== Input

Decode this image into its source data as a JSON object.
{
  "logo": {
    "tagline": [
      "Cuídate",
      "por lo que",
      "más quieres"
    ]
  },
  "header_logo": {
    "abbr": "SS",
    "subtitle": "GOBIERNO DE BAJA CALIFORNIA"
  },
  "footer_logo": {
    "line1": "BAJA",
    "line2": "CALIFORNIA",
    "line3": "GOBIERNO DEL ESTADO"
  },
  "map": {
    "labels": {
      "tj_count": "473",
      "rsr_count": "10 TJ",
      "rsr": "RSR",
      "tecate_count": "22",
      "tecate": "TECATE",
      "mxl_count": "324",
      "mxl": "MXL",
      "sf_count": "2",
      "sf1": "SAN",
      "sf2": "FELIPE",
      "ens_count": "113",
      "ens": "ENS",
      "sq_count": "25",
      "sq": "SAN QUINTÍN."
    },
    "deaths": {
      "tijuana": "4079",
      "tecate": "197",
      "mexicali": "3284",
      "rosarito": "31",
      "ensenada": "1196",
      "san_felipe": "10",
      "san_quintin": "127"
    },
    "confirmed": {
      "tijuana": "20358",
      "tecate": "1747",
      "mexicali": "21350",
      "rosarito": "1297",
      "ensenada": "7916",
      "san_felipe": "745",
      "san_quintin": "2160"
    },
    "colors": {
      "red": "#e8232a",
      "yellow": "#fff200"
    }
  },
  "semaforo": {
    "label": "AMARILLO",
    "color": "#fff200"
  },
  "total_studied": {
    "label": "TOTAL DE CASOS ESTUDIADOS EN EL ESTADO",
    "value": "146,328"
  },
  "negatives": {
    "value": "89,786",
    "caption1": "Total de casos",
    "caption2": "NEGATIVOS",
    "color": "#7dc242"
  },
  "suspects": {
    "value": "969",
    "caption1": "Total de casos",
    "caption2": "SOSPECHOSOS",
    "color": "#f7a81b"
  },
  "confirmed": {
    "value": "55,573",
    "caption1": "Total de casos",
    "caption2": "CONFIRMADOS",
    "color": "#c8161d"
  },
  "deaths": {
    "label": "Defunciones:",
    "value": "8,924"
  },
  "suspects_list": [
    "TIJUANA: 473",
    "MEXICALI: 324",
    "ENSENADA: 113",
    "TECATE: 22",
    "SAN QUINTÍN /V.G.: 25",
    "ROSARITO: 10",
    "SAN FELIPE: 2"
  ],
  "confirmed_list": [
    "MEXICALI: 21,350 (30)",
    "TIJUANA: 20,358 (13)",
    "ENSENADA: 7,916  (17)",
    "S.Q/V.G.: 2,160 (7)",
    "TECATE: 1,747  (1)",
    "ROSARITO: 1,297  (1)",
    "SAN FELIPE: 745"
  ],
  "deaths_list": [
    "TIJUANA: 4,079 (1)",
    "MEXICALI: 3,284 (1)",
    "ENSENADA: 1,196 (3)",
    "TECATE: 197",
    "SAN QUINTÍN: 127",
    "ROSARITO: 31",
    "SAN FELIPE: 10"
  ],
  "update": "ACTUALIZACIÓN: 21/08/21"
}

====

▸ Requirement: Write the whole listing out again. Keep every line exactly as it is.

▸ Response:
Decode this image into its source data as a JSON object.
{
  "logo": {
    "tagline": [
      "Cuídate",
      "por lo que",
      "más quieres"
    ]
  },
  "header_logo": {
    "abbr": "SS",
    "subtitle": "GOBIERNO DE BAJA CALIFORNIA"
  },
  "footer_logo": {
    "line1": "BAJA",
    "line2": "CALIFORNIA",
    "line3": "GOBIERNO DEL ESTADO"
  },
  "map": {
    "labels": {
      "tj_count": "473",
      "rsr_count": "10 TJ",
      "rsr": "RSR",
      "tecate_count": "22",
      "tecate": "TECATE",
      "mxl_count": "324",
      "mxl": "MXL",
      "sf_count": "2",
      "sf1": "SAN",
      "sf2": "FELIPE",
      "ens_count": "113",
      "ens": "ENS",
      "sq_count": "25",
      "sq": "SAN QUINTÍN."
    },
    "deaths": {
      "tijuana": "4079",
      "tecate": "197",
      "mexicali": "3284",
      "rosarito": "31",
      "ensenada": "1196",
      "san_felipe": "10",
      "san_quintin": "127"
    },
    "confirmed": {
      "tijuana": "20358",
      "tecate": "1747",
      "mexicali": "21350",
      "rosarito": "1297",
      "ensenada": "7916",
      "san_felipe": "745",
      "san_quintin": "2160"
    },
    "colors": {
      "red": "#e8232a",
      "yellow": "#fff200"
    }
  },
  "semaforo": {
    "label": "AMARILLO",
    "color": "#fff200"
  },
  "total_studied": {
    "label": "TOTAL DE CASOS ESTUDIADOS EN EL ESTADO",
    "value": "146,328"
  },
  "negatives": {
    "value": "89,786",
    "caption1": "Total de casos",
    "caption2": "NEGATIVOS",
    "color": "#7dc242"
  },
  "suspects": {
    "value": "969",
    "caption1": "Total de casos",
    "caption2": "SOSPECHOSOS",
    "color": "#f7a81b"
  },
  "confirmed": {
    "value": "55,573",
    "caption1": "Total de casos",
    "caption2": "CONFIRMADOS",
    "color": "#c8161d"
  },
  "deaths": {
    "label": "Defunciones:",
    "value": "8,924"
  },
  "suspects_list": [
    "TIJUANA: 473",
    "MEXICALI: 324",
    "ENSENADA: 113",
    "TECATE: 22",
    "SAN QUINTÍN /V.G.: 25",
    "ROSARITO: 10",
    "SAN FELIPE: 2"
  ],
  "confirmed_list": [
    "MEXICALI: 21,350 (30)",
    "TIJUANA: 20,358 (13)",
    "ENSENADA: 7,916  (17)",
    "S.Q/V.G.: 2,160 (7)",
    "TECATE: 1,747  (1)",
    "ROSARITO: 1,297  (1)",
    "SAN FELIPE: 745"
  ],
  "deaths_list": [
    "TIJUANA: 4,079 (1)",
    "MEXICALI: 3,284 (1)",
    "ENSENADA: 1,196 (3)",
    "TECATE: 197",
    "SAN QUINTÍN: 127",
    "ROSARITO: 31",
    "SAN FELIPE: 10"
  ],
  "update": "ACTUALIZACIÓN: 21/08/21"
}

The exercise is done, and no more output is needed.